[What is asked] Show each line of the data below that has the string "poinct" in it.

------ Provided data

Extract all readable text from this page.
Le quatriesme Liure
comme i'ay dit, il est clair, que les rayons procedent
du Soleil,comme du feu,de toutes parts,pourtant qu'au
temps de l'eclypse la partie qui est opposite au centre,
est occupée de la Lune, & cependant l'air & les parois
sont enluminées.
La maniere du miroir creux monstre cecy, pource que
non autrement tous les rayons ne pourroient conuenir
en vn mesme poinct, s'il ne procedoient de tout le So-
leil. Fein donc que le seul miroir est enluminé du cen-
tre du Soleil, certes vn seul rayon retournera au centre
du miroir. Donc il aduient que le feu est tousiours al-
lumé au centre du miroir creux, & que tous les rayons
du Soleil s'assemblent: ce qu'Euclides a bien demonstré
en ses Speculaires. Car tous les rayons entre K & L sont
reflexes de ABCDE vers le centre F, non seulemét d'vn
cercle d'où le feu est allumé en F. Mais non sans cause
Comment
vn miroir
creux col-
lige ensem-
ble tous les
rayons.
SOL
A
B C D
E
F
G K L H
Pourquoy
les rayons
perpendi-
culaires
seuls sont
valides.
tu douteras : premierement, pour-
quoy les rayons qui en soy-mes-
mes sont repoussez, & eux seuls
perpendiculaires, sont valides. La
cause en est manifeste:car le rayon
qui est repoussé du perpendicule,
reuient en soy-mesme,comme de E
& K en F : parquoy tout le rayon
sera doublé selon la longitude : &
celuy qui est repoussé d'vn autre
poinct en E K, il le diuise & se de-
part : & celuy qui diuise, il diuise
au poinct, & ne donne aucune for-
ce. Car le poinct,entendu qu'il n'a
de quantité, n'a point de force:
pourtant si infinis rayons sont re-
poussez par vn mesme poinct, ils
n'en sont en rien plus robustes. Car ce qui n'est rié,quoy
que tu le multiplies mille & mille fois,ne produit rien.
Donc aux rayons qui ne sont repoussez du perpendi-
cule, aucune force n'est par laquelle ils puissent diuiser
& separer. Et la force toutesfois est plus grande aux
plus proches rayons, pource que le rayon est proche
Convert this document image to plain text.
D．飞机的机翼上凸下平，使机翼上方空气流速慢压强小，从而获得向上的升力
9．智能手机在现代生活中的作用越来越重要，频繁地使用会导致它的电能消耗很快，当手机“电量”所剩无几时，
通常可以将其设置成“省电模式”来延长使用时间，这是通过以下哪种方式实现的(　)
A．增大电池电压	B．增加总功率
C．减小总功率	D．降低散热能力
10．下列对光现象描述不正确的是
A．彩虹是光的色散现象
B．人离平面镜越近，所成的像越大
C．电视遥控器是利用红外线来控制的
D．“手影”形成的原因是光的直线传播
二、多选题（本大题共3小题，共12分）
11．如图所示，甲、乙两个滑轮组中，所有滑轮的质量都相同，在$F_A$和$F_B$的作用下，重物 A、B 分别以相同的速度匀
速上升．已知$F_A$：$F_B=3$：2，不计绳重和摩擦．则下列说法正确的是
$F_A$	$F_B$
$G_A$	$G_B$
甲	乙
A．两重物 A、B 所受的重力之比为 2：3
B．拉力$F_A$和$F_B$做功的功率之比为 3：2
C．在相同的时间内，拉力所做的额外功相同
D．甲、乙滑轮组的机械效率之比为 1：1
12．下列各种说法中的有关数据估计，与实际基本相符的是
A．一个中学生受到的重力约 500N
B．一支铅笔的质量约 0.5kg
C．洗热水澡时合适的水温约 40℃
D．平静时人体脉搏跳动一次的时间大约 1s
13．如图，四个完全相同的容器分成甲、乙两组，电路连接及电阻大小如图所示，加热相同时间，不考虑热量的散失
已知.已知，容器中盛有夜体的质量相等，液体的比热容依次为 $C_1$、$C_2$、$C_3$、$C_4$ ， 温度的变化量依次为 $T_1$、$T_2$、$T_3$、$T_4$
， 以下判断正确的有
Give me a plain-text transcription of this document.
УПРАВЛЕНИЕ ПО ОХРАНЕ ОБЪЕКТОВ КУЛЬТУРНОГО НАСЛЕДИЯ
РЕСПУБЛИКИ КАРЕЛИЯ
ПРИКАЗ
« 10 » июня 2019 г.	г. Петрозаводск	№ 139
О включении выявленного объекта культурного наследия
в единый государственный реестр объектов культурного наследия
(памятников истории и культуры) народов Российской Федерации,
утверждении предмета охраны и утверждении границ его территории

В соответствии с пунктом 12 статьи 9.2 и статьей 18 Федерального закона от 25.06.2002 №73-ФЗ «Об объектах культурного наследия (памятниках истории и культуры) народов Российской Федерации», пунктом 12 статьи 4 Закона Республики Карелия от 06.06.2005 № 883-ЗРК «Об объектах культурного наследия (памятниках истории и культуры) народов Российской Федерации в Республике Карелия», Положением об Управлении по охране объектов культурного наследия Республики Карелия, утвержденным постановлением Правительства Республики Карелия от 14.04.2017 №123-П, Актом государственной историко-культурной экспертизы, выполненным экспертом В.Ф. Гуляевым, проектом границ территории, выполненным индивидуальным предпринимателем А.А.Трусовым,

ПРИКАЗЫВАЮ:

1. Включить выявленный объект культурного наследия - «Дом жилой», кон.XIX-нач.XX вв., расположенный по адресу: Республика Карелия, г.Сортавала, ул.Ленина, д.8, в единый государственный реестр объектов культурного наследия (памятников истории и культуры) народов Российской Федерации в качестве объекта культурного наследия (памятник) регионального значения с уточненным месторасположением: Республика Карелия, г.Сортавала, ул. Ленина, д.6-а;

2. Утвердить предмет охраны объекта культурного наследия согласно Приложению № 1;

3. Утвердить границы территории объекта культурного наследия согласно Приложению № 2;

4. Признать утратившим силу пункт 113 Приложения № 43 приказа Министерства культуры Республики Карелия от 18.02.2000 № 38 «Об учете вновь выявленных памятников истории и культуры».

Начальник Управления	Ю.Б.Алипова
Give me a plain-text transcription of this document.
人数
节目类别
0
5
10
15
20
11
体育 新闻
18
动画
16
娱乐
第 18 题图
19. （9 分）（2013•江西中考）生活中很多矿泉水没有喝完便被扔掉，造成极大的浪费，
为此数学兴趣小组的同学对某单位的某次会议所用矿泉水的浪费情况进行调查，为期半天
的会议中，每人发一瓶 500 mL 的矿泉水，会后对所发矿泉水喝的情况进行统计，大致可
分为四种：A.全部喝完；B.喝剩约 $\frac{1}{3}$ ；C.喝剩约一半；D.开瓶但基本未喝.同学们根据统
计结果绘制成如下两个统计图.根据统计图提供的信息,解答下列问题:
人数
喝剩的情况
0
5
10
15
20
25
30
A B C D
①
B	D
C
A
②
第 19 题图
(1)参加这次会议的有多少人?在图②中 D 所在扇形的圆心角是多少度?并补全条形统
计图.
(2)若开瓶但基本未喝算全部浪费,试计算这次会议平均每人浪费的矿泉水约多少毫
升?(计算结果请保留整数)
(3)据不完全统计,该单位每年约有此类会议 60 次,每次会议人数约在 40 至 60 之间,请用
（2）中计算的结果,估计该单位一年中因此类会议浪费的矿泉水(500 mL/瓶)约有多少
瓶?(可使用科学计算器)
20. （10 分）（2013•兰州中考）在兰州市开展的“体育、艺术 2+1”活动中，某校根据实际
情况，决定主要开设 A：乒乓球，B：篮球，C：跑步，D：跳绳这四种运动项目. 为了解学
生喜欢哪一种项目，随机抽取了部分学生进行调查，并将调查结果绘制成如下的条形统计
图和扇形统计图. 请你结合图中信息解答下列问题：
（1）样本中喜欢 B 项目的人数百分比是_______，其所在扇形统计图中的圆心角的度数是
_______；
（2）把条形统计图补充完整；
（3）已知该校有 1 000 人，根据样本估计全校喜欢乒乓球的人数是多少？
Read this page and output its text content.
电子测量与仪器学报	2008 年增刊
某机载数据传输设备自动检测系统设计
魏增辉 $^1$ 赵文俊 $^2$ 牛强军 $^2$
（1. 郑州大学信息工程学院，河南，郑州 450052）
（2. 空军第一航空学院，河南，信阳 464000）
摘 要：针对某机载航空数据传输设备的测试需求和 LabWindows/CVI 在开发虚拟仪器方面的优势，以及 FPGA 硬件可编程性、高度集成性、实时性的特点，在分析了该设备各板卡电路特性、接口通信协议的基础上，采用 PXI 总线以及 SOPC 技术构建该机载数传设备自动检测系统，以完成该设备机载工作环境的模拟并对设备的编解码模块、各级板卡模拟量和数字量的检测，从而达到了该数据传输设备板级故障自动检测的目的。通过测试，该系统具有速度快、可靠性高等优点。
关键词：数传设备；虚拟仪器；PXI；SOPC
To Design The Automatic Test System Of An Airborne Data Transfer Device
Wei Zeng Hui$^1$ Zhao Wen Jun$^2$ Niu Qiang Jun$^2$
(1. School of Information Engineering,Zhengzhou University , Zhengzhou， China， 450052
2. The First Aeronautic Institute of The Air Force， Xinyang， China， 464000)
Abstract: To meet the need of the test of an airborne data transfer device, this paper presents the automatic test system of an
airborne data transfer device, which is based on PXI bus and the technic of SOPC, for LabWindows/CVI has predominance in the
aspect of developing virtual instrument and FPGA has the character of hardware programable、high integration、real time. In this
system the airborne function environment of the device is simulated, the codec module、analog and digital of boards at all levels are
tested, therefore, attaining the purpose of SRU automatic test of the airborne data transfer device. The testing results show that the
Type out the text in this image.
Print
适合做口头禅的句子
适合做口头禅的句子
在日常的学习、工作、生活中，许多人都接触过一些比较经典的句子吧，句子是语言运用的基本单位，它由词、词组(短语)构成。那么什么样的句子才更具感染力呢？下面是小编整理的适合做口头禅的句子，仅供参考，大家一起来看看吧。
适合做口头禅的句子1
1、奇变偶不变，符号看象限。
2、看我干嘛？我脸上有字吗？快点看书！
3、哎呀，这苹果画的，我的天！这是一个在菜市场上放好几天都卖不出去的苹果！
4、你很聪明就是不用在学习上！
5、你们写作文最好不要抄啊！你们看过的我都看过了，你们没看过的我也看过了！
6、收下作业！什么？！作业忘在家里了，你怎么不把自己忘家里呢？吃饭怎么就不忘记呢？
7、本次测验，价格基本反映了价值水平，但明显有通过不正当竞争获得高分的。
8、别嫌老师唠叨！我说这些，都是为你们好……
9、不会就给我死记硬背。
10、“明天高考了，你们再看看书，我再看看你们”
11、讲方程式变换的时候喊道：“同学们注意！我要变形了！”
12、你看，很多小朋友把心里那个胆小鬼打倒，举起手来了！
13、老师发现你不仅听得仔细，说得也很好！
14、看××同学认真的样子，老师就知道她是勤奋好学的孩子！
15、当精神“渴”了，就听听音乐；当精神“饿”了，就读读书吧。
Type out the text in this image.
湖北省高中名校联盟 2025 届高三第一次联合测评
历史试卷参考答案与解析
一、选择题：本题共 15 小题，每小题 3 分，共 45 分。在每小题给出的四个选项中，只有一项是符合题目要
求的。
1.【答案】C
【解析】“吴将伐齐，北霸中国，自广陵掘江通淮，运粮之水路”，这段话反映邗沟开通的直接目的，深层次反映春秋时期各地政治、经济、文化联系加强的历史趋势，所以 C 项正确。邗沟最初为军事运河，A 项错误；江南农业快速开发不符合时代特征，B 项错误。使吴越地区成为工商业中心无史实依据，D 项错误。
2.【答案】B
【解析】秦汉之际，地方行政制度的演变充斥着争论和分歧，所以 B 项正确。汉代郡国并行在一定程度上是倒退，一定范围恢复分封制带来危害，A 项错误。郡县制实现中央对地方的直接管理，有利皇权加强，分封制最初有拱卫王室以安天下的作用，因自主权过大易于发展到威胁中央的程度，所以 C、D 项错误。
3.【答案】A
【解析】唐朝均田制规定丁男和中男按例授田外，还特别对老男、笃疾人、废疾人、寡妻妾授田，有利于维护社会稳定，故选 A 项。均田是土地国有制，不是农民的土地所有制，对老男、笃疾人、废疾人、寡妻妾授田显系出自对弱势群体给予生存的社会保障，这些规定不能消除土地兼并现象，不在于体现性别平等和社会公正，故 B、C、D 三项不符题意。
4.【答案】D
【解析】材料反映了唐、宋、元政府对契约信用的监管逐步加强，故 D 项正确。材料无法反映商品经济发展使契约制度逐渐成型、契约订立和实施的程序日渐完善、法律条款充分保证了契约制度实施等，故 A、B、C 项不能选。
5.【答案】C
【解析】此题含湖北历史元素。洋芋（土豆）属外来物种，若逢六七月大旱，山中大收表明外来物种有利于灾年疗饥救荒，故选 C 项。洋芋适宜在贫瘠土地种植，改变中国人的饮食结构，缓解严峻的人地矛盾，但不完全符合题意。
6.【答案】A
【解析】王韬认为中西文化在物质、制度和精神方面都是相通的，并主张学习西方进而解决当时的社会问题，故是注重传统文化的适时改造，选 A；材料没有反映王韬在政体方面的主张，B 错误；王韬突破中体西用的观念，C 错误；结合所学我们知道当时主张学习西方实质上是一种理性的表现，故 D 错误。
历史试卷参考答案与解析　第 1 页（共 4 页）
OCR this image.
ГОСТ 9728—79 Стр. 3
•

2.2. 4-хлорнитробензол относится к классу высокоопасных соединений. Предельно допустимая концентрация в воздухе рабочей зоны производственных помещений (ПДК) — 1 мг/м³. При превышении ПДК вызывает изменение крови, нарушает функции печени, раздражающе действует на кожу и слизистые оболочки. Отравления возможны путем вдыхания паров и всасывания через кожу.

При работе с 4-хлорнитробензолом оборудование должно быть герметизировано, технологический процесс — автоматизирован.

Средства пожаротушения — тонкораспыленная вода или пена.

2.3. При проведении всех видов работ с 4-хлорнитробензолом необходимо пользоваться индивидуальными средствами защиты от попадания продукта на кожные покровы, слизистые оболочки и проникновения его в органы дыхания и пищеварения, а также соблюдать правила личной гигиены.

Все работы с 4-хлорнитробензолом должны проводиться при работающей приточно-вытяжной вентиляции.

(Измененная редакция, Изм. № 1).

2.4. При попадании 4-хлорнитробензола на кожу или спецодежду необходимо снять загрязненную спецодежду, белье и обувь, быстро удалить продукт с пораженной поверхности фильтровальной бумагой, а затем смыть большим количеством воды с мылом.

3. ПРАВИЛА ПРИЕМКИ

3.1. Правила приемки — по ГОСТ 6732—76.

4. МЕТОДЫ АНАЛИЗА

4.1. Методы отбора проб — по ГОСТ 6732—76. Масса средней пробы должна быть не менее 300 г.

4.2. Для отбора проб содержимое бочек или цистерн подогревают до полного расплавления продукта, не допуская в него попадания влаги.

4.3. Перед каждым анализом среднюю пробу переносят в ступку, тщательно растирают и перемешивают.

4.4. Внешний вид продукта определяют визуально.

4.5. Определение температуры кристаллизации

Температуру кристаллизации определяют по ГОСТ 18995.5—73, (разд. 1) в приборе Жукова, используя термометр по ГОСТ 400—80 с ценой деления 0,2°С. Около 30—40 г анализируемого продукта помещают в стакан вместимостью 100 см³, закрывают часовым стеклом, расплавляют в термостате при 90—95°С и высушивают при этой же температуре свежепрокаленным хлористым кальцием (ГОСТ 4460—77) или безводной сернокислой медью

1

------------

[Full answer]
en vn mesme poinct, s'il ne procedoient de tout le So-
poinct en E K, il le diuise & se de-
au poinct, & ne donne aucune for-
ce. Car le poinct,entendu qu'il n'a
poussez par vn mesme poinct, ils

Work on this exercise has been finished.